_Exercise task_. Transcribe all the records with complete accuracy.

_Supplied entries_.
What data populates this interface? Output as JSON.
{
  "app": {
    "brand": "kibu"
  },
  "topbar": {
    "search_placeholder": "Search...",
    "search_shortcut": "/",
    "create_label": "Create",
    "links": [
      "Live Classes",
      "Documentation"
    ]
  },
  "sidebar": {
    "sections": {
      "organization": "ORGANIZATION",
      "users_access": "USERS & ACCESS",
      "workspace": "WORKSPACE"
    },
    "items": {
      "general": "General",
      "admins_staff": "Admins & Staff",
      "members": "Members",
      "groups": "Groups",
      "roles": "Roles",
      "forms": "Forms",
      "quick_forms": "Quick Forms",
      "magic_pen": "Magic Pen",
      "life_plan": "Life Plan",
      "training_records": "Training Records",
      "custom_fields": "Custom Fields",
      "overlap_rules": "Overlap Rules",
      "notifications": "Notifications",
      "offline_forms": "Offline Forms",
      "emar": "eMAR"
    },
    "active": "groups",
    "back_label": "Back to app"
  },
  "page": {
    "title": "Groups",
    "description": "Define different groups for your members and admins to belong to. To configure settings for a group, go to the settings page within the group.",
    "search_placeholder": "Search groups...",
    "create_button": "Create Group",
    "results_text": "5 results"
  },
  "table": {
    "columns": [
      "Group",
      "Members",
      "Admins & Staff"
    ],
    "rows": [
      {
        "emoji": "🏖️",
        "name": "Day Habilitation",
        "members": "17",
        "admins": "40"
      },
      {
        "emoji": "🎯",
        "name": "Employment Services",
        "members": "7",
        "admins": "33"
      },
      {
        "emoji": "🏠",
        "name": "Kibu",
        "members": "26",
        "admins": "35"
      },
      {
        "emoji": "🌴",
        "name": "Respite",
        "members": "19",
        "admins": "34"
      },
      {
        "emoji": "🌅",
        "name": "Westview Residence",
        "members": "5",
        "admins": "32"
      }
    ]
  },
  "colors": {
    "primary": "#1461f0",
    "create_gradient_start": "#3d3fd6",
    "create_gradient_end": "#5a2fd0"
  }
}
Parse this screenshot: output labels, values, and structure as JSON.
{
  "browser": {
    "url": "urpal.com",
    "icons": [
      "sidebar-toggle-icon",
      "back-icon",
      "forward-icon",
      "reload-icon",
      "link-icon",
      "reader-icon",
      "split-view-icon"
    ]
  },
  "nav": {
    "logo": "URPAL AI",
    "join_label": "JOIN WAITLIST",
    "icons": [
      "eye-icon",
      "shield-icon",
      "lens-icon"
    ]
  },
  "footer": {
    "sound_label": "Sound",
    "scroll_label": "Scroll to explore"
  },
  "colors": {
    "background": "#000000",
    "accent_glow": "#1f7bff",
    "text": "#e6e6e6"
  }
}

_Correct output_.
What data populates this interface? Output as JSON.
{
  "app": {
    "brand": "kibu"
  },
  "topbar": {
    "search_placeholder": "Search...",
    "search_shortcut": "/",
    "create_label": "Create",
    "links": [
      "Live Classes",
      "Documentation"
    ]
  },
  "sidebar": {
    "sections": {
      "organization": "ORGANIZATION",
      "users_access": "USERS & ACCESS",
      "workspace": "WORKSPACE"
    },
    "items": {
      "general": "General",
      "admins_staff": "Admins & Staff",
      "members": "Members",
      "groups": "Groups",
      "roles": "Roles",
      "forms": "Forms",
      "quick_forms": "Quick Forms",
      "magic_pen": "Magic Pen",
      "life_plan": "Life Plan",
      "training_records": "Training Records",
      "custom_fields": "Custom Fields",
      "overlap_rules": "Overlap Rules",
      "notifications": "Notifications",
      "offline_forms": "Offline Forms",
      "emar": "eMAR"
    },
    "active": "groups",
    "back_label": "Back to app"
  },
  "page": {
    "title": "Groups",
    "description": "Define different groups for your members and admins to belong to. To configure settings for a group, go to the settings page within the group.",
    "search_placeholder": "Search groups...",
    "create_button": "Create Group",
    "results_text": "5 results"
  },
  "table": {
    "columns": [
      "Group",
      "Members",
      "Admins & Staff"
    ],
    "rows": [
      {
        "emoji": "🏖️",
        "name": "Day Habilitation",
        "members": "17",
        "admins": "40"
      },
      {
        "emoji": "🎯",
        "name": "Employment Services",
        "members": "7",
        "admins": "33"
      },
      {
        "emoji": "🏠",
        "name": "Kibu",
        "members": "26",
        "admins": "35"
      },
      {
        "emoji": "🌴",
        "name": "Respite",
        "members": "19",
        "admins": "34"
      },
      {
        "emoji": "🌅",
        "name": "Westview Residence",
        "members": "5",
        "admins": "32"
      }
    ]
  },
  "colors": {
    "primary": "#1461f0",
    "create_gradient_start": "#3d3fd6",
    "create_gradient_end": "#5a2fd0"
  }
}
Parse this screenshot: output labels, values, and structure as JSON.
{
  "browser": {
    "url": "urpal.com",
    "icons": [
      "sidebar-toggle-icon",
      "back-icon",
      "forward-icon",
      "reload-icon",
      "link-icon",
      "reader-icon",
      "split-view-icon"
    ]
  },
  "nav": {
    "logo": "URPAL AI",
    "join_label": "JOIN WAITLIST",
    "icons": [
      "eye-icon",
      "shield-icon",
      "lens-icon"
    ]
  },
  "footer": {
    "sound_label": "Sound",
    "scroll_label": "Scroll to explore"
  },
  "colors": {
    "background": "#000000",
    "accent_glow": "#1f7bff",
    "text": "#e6e6e6"
  }
}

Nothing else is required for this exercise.